Given instruction
Output, please, every line from the line that holds "Parse this screenshot: output" to the end, exactly as written.

** START **

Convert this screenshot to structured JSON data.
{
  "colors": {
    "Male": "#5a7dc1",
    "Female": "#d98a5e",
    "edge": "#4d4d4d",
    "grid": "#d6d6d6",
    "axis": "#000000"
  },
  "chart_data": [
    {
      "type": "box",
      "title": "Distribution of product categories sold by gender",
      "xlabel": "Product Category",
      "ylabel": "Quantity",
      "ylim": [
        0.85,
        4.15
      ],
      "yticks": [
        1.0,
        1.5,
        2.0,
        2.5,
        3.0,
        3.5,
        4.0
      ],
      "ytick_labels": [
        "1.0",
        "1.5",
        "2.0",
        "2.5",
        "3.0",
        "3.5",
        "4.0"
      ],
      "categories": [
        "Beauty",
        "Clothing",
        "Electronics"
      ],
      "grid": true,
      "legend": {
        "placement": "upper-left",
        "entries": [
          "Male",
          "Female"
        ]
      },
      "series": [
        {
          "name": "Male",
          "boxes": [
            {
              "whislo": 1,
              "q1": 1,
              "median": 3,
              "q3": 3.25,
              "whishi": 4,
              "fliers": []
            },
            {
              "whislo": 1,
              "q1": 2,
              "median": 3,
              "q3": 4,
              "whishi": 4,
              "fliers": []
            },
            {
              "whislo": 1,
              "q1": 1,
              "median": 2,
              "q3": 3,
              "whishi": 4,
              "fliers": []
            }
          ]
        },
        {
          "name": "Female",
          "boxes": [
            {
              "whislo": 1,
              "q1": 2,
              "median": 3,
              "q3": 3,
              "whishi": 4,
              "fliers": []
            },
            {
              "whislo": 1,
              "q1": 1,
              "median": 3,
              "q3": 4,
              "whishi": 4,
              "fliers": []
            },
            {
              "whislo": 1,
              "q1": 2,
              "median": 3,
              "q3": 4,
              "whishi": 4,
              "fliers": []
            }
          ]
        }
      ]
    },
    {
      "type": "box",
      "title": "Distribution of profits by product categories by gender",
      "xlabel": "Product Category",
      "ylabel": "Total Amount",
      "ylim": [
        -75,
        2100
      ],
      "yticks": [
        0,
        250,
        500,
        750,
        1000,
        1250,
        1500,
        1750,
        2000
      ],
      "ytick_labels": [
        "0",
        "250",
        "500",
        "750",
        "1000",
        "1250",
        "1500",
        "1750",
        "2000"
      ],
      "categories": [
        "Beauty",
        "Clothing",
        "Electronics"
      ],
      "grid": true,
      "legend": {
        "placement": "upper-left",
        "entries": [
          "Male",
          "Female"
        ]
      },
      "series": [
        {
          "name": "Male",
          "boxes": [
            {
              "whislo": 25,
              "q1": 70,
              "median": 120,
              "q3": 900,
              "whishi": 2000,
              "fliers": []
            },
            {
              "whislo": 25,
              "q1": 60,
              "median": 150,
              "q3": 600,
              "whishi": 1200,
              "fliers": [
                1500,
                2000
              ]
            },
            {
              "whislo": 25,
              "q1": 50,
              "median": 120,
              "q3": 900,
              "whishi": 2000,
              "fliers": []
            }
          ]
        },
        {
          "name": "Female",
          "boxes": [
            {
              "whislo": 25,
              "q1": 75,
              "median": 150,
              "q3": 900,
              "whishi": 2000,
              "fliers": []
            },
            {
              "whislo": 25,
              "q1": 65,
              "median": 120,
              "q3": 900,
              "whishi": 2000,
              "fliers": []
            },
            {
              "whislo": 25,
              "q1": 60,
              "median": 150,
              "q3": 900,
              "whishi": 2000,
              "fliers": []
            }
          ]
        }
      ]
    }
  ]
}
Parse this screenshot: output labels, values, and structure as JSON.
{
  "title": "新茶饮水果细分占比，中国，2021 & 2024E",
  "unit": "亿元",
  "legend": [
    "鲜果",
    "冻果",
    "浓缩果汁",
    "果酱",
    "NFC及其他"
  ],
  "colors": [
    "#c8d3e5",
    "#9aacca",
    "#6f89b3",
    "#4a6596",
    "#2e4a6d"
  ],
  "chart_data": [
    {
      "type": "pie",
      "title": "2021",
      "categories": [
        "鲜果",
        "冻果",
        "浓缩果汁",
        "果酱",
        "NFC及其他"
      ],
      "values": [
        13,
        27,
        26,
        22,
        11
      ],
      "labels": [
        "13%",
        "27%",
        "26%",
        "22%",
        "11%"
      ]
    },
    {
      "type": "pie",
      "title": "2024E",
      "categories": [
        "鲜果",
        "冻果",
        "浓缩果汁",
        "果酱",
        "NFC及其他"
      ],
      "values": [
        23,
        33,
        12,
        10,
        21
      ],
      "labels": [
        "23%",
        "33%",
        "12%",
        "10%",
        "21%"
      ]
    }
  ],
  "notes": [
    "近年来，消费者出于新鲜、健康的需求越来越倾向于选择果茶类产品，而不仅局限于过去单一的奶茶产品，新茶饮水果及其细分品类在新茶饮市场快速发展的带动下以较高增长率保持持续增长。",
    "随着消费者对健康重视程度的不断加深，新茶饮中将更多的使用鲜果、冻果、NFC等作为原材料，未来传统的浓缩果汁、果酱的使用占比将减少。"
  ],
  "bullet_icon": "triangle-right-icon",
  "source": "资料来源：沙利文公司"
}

** END **

Output of the task
Parse this screenshot: output labels, values, and structure as JSON.
{
  "title": "新茶饮水果细分占比，中国，2021 & 2024E",
  "unit": "亿元",
  "legend": [
    "鲜果",
    "冻果",
    "浓缩果汁",
    "果酱",
    "NFC及其他"
  ],
  "colors": [
    "#c8d3e5",
    "#9aacca",
    "#6f89b3",
    "#4a6596",
    "#2e4a6d"
  ],
  "chart_data": [
    {
      "type": "pie",
      "title": "2021",
      "categories": [
        "鲜果",
        "冻果",
        "浓缩果汁",
        "果酱",
        "NFC及其他"
      ],
      "values": [
        13,
        27,
        26,
        22,
        11
      ],
      "labels": [
        "13%",
        "27%",
        "26%",
        "22%",
        "11%"
      ]
    },
    {
      "type": "pie",
      "title": "2024E",
      "categories": [
        "鲜果",
        "冻果",
        "浓缩果汁",
        "果酱",
        "NFC及其他"
      ],
      "values": [
        23,
        33,
        12,
        10,
        21
      ],
      "labels": [
        "23%",
        "33%",
        "12%",
        "10%",
        "21%"
      ]
    }
  ],
  "notes": [
    "近年来，消费者出于新鲜、健康的需求越来越倾向于选择果茶类产品，而不仅局限于过去单一的奶茶产品，新茶饮水果及其细分品类在新茶饮市场快速发展的带动下以较高增长率保持持续增长。",
    "随着消费者对健康重视程度的不断加深，新茶饮中将更多的使用鲜果、冻果、NFC等作为原材料，未来传统的浓缩果汁、果酱的使用占比将减少。"
  ],
  "bullet_icon": "triangle-right-icon",
  "source": "资料来源：沙利文公司"
}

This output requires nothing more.